*Exercise prompt*. Look through the listing below and give the number of lines that hold "contract". Say nothing more.
--- START Data for the task ---
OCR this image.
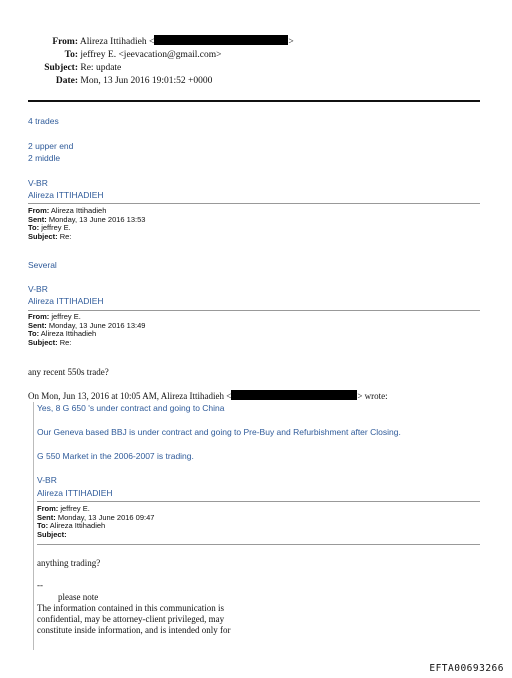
From: Alireza Ittihadieh <	>
To: jeffrey E. <jeevacation@gmail.com>
Subject: Re: update
Date: Mon, 13 Jun 2016 19:01:52 +0000
4 trades
2 upper end
2 middle
V-BR
Alireza ITTIHADIEH
From: Alireza Ittihadieh
Sent: Monday, 13 June 2016 13:53
To: jeffrey E.
Subject: Re:
Several
V-BR
Alireza ITTIHADIEH
From: jeffrey E.
Sent: Monday, 13 June 2016 13:49
To: Alireza Ittihadieh
Subject: Re:
any recent 550s trade?
On Mon, Jun 13, 2016 at 10:05 AM, Alireza Ittihadieh <	> wrote:
Yes, 8 G 650 's under contract and going to China
Our Geneva based BBJ is under contract and going to Pre-Buy and Refurbishment after Closing.
G 550 Market in the 2006-2007 is trading.
V-BR
Alireza ITTIHADIEH
From: jeffrey E.
Sent: Monday, 13 June 2016 09:47
To: Alireza Ittihadieh
Subject:
anything trading?
--
please note
The information contained in this communication is
confidential, may be attorney-client privileged, may
constitute inside information, and is intended only for
EFTA00693266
--- END Data for the task ---
*Complete answer*. 2